## To do
Write out the listing below without alteration, omitting its pictures.

(Data entries)
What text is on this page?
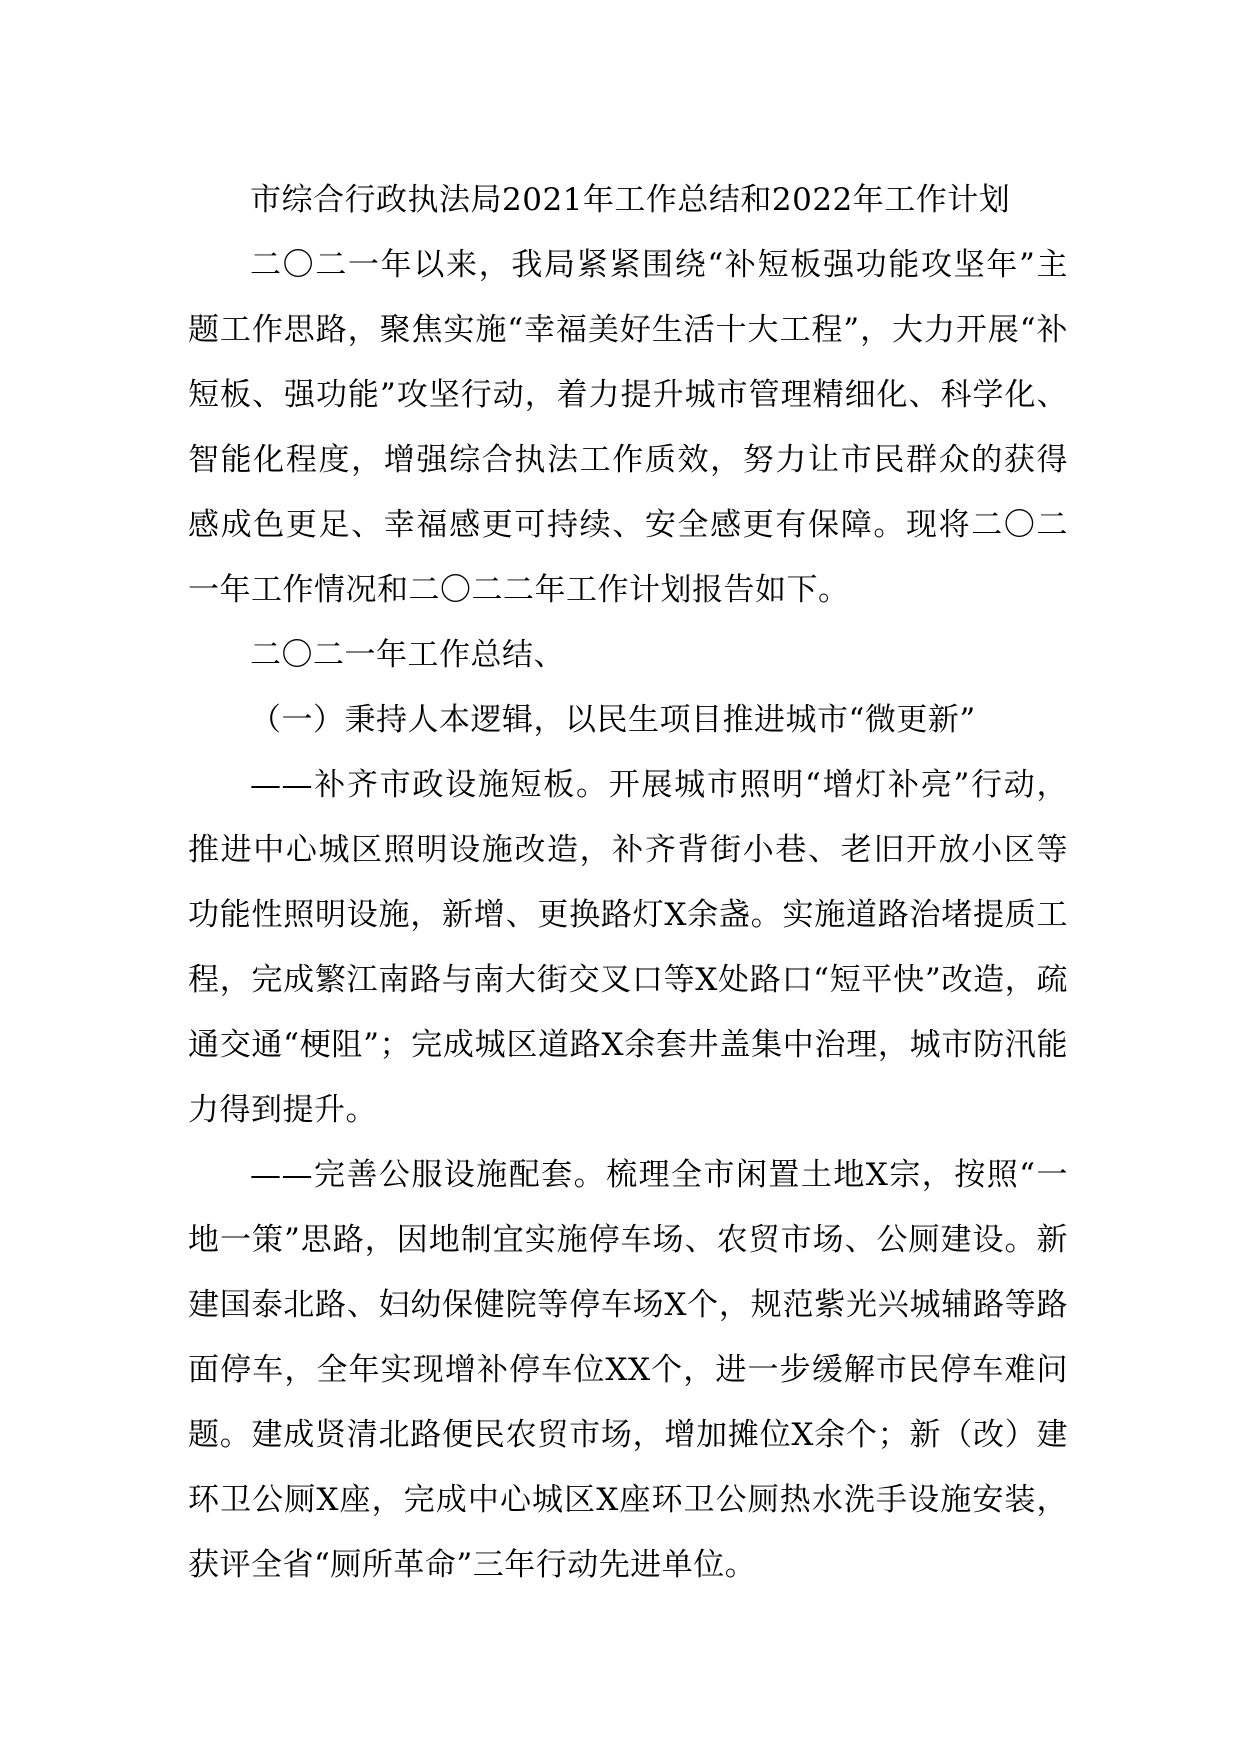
市综合行政执法局2021年工作总结和2022年工作计划

二〇二一年以来，我局紧紧围绕“补短板强功能攻坚年”主题工作思路，聚焦实施“幸福美好生活十大工程”，大力开展“补短板、强功能”攻坚行动，着力提升城市管理精细化、科学化、智能化程度，增强综合执法工作质效，努力让市民群众的获得感成色更足、幸福感更可持续、安全感更有保障。现将二〇二一年工作情况和二〇二二年工作计划报告如下。

二〇二一年工作总结、

（一）秉持人本逻辑，以民生项目推进城市“微更新”

——补齐市政设施短板。开展城市照明“增灯补亮”行动，推进中心城区照明设施改造，补齐背街小巷、老旧开放小区等功能性照明设施，新增、更换路灯X余盏。实施道路治堵提质工程，完成繁江南路与南大街交叉口等X处路口“短平快”改造，疏通交通“梗阻”；完成城区道路X余套井盖集中治理，城市防汛能力得到提升。

——完善公服设施配套。梳理全市闲置土地X宗，按照“一地一策”思路，因地制宜实施停车场、农贸市场、公厕建设。新建国泰北路、妇幼保健院等停车场X个，规范紫光兴城辅路等路面停车，全年实现增补停车位XX个，进一步缓解市民停车难问题。建成贤清北路便民农贸市场，增加摊位X余个；新（改）建环卫公厕X座，完成中心城区X座环卫公厕热水洗手设施安装，获评全省“厕所革命”三年行动先进单位。
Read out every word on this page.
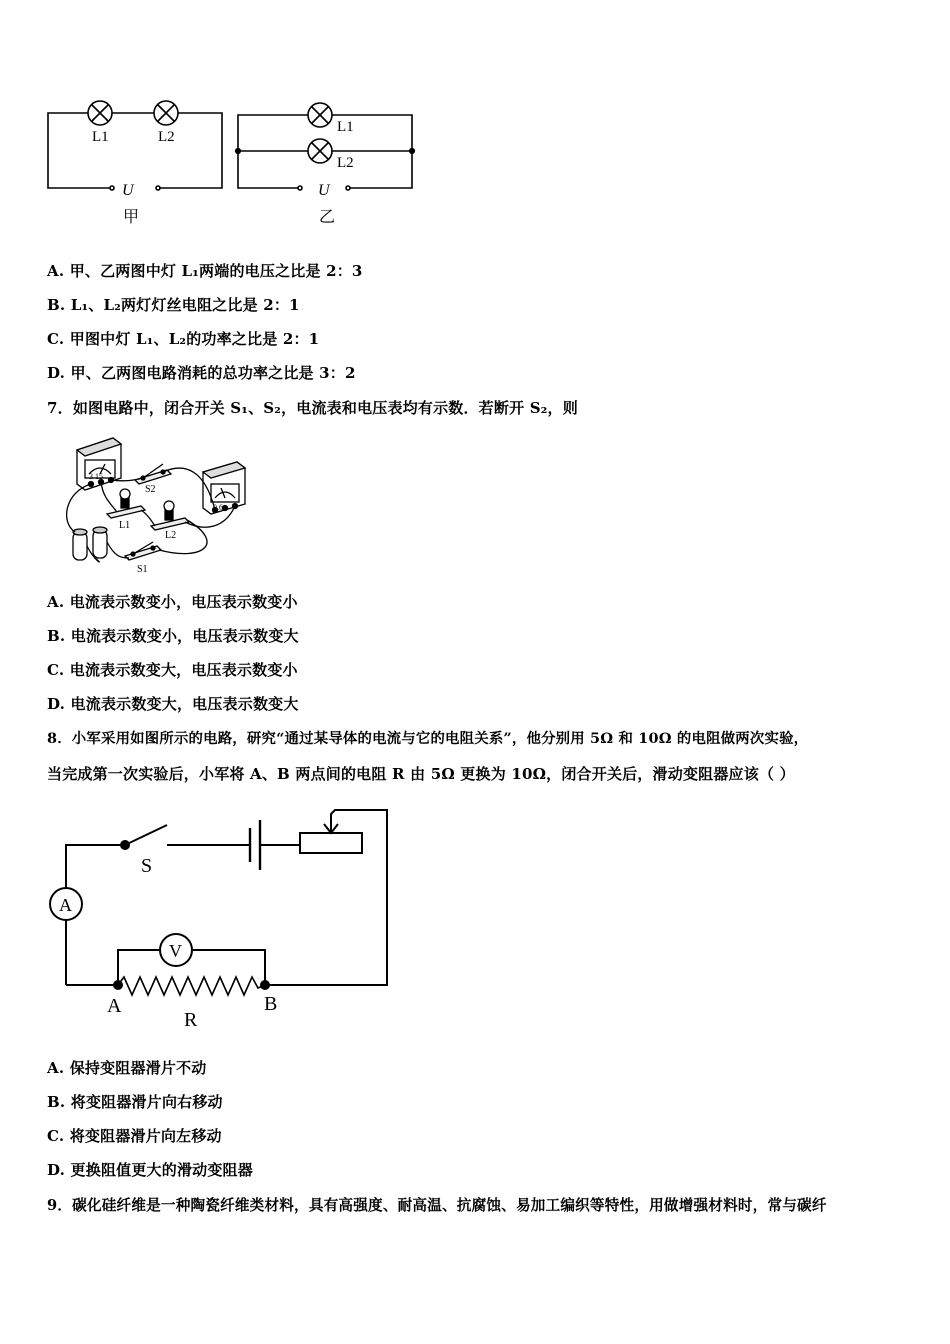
L1	L2
U
甲
L1
L2
U
乙
A. 甲、乙两图中灯 L₁两端的电压之比是 2：3
B. L₁、L₂两灯灯丝电阻之比是 2：1
C. 甲图中灯 L₁、L₂的功率之比是 2：1
D. 甲、乙两图电路消耗的总功率之比是 3：2
7．如图电路中，闭合开关 S₁、S₂，电流表和电压表均有示数．若断开 S₂，则
3 15
0.6
S2
L1
L2
S1
A. 电流表示数变小，电压表示数变小
B. 电流表示数变小，电压表示数变大
C. 电流表示数变大，电压表示数变小
D. 电流表示数变大，电压表示数变大
8．小军采用如图所示的电路，研究“通过某导体的电流与它的电阻关系”，他分别用 5Ω 和 10Ω 的电阻做两次实验，
当完成第一次实验后，小军将 A、B 两点间的电阻 R 由 5Ω 更换为 10Ω，闭合开关后，滑动变阻器应该（ ）
S
A
V
A	B
R
A. 保持变阻器滑片不动
B. 将变阻器滑片向右移动
C. 将变阻器滑片向左移动
D. 更换阻值更大的滑动变阻器
9．碳化硅纤维是一种陶瓷纤维类材料，具有高强度、耐高温、抗腐蚀、易加工编织等特性，用做增强材料时，常与碳纤
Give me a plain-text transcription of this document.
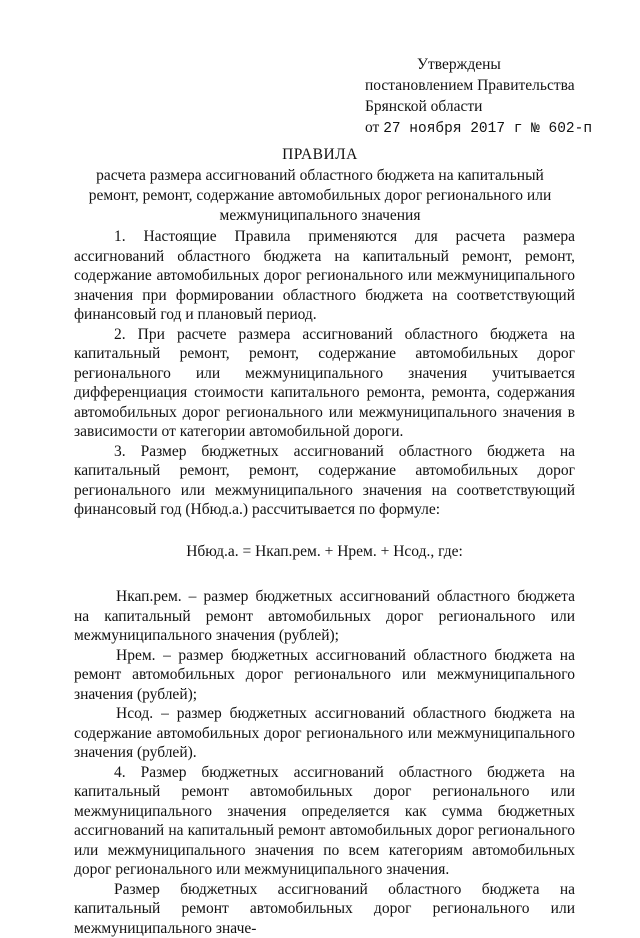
Утверждены
постановлением Правительства
Брянской области
от 27 ноября 2017 г № 602-п
ПРАВИЛА
расчета размера ассигнований областного бюджета на капитальный
ремонт, ремонт, содержание автомобильных дорог регионального или
межмуниципального значения

1. Настоящие Правила применяются для расчета размера ассигнований областного бюджета на капитальный ремонт, ремонт, содержание автомобильных дорог регионального или межмуниципального значения при формировании областного бюджета на соответствующий финансовый год и плановый период.

2. При расчете размера ассигнований областного бюджета на капитальный ремонт, ремонт, содержание автомобильных дорог регионального или межмуниципального значения учитывается дифференциация стоимости капитального ремонта, ремонта, содержания автомобильных дорог регионального или межмуниципального значения в зависимости от категории автомобильной дороги.

3. Размер бюджетных ассигнований областного бюджета на капитальный ремонт, ремонт, содержание автомобильных дорог регионального или межмуниципального значения на соответствующий финансовый год (Нбюд.а.) рассчитывается по формуле:

Нбюд.а. = Нкап.рем. + Нрем. + Нсод., где:

Нкап.рем. – размер бюджетных ассигнований областного бюджета на капитальный ремонт автомобильных дорог регионального или межмуниципального значения (рублей);

Нрем. – размер бюджетных ассигнований областного бюджета на ремонт автомобильных дорог регионального или межмуниципального значения (рублей);

Нсод. – размер бюджетных ассигнований областного бюджета на содержание автомобильных дорог регионального или межмуниципального значения (рублей).

4. Размер бюджетных ассигнований областного бюджета на капитальный ремонт автомобильных дорог регионального или межмуниципального значения определяется как сумма бюджетных ассигнований на капитальный ремонт автомобильных дорог регионального или межмуниципального значения по всем категориям автомобильных дорог регионального или межмуниципального значения.

Размер бюджетных ассигнований областного бюджета на капитальный ремонт автомобильных дорог регионального или межмуниципального значе-
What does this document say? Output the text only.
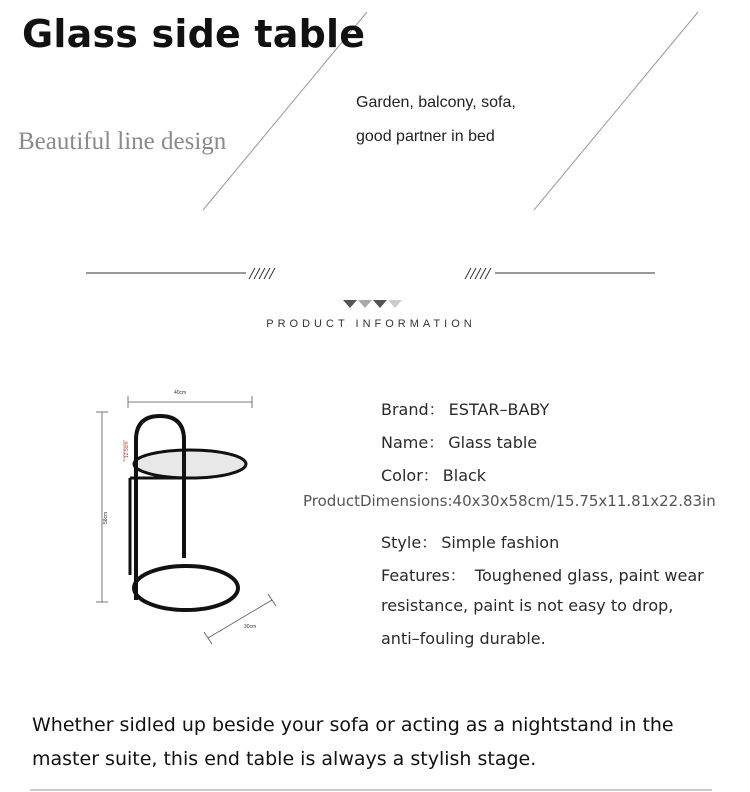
Glass side table
Beautiful line design
Garden, balcony, sofa,
good partner in bed
PRODUCT INFORMATION
40cm
58cm
12.5cm
30cm
Brand： ESTAR–BABY
Name： Glass table
Color： Black
ProductDimensions:40x30x58cm/15.75x11.81x22.83in
Style： Simple fashion
Features： Toughened glass, paint wear
resistance, paint is not easy to drop,
anti–fouling durable.
Whether sidled up beside your sofa or acting as a nightstand in the master suite, this end table is always a stylish stage.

## Output below
What text is on this page?
市综合行政执法局2021年工作总结和2022年工作计划

二〇二一年以来，我局紧紧围绕“补短板强功能攻坚年”主题工作思路，聚焦实施“幸福美好生活十大工程”，大力开展“补短板、强功能”攻坚行动，着力提升城市管理精细化、科学化、智能化程度，增强综合执法工作质效，努力让市民群众的获得感成色更足、幸福感更可持续、安全感更有保障。现将二〇二一年工作情况和二〇二二年工作计划报告如下。

二〇二一年工作总结、

（一）秉持人本逻辑，以民生项目推进城市“微更新”

——补齐市政设施短板。开展城市照明“增灯补亮”行动，推进中心城区照明设施改造，补齐背街小巷、老旧开放小区等功能性照明设施，新增、更换路灯X余盏。实施道路治堵提质工程，完成繁江南路与南大街交叉口等X处路口“短平快”改造，疏通交通“梗阻”；完成城区道路X余套井盖集中治理，城市防汛能力得到提升。

——完善公服设施配套。梳理全市闲置土地X宗，按照“一地一策”思路，因地制宜实施停车场、农贸市场、公厕建设。新建国泰北路、妇幼保健院等停车场X个，规范紫光兴城辅路等路面停车，全年实现增补停车位XX个，进一步缓解市民停车难问题。建成贤清北路便民农贸市场，增加摊位X余个；新（改）建环卫公厕X座，完成中心城区X座环卫公厕热水洗手设施安装，获评全省“厕所革命”三年行动先进单位。
Read out every word on this page.
L1	L2
U
甲
L1
L2
U
乙
A. 甲、乙两图中灯 L₁两端的电压之比是 2：3
B. L₁、L₂两灯灯丝电阻之比是 2：1
C. 甲图中灯 L₁、L₂的功率之比是 2：1
D. 甲、乙两图电路消耗的总功率之比是 3：2
7．如图电路中，闭合开关 S₁、S₂，电流表和电压表均有示数．若断开 S₂，则
3 15
0.6
S2
L1
L2
S1
A. 电流表示数变小，电压表示数变小
B. 电流表示数变小，电压表示数变大
C. 电流表示数变大，电压表示数变小
D. 电流表示数变大，电压表示数变大
8．小军采用如图所示的电路，研究“通过某导体的电流与它的电阻关系”，他分别用 5Ω 和 10Ω 的电阻做两次实验，
当完成第一次实验后，小军将 A、B 两点间的电阻 R 由 5Ω 更换为 10Ω，闭合开关后，滑动变阻器应该（ ）
S
A
V
A	B
R
A. 保持变阻器滑片不动
B. 将变阻器滑片向右移动
C. 将变阻器滑片向左移动
D. 更换阻值更大的滑动变阻器
9．碳化硅纤维是一种陶瓷纤维类材料，具有高强度、耐高温、抗腐蚀、易加工编织等特性，用做增强材料时，常与碳纤
Give me a plain-text transcription of this document.
Утверждены
постановлением Правительства
Брянской области
от 27 ноября 2017 г № 602-п
ПРАВИЛА
расчета размера ассигнований областного бюджета на капитальный
ремонт, ремонт, содержание автомобильных дорог регионального или
межмуниципального значения

1. Настоящие Правила применяются для расчета размера ассигнований областного бюджета на капитальный ремонт, ремонт, содержание автомобильных дорог регионального или межмуниципального значения при формировании областного бюджета на соответствующий финансовый год и плановый период.

2. При расчете размера ассигнований областного бюджета на капитальный ремонт, ремонт, содержание автомобильных дорог регионального или межмуниципального значения учитывается дифференциация стоимости капитального ремонта, ремонта, содержания автомобильных дорог регионального или межмуниципального значения в зависимости от категории автомобильной дороги.

3. Размер бюджетных ассигнований областного бюджета на капитальный ремонт, ремонт, содержание автомобильных дорог регионального или межмуниципального значения на соответствующий финансовый год (Нбюд.а.) рассчитывается по формуле:

Нбюд.а. = Нкап.рем. + Нрем. + Нсод., где:

Нкап.рем. – размер бюджетных ассигнований областного бюджета на капитальный ремонт автомобильных дорог регионального или межмуниципального значения (рублей);

Нрем. – размер бюджетных ассигнований областного бюджета на ремонт автомобильных дорог регионального или межмуниципального значения (рублей);

Нсод. – размер бюджетных ассигнований областного бюджета на содержание автомобильных дорог регионального или межмуниципального значения (рублей).

4. Размер бюджетных ассигнований областного бюджета на капитальный ремонт автомобильных дорог регионального или межмуниципального значения определяется как сумма бюджетных ассигнований на капитальный ремонт автомобильных дорог регионального или межмуниципального значения по всем категориям автомобильных дорог регионального или межмуниципального значения.

Размер бюджетных ассигнований областного бюджета на капитальный ремонт автомобильных дорог регионального или межмуниципального значе-
What does this document say? Output the text only.
Glass side table
Beautiful line design
Garden, balcony, sofa,
good partner in bed
PRODUCT INFORMATION
40cm
58cm
12.5cm
30cm
Brand： ESTAR–BABY
Name： Glass table
Color： Black
ProductDimensions:40x30x58cm/15.75x11.81x22.83in
Style： Simple fashion
Features： Toughened glass, paint wear
resistance, paint is not easy to drop,
anti–fouling durable.
Whether sidled up beside your sofa or acting as a nightstand in the master suite, this end table is always a stylish stage.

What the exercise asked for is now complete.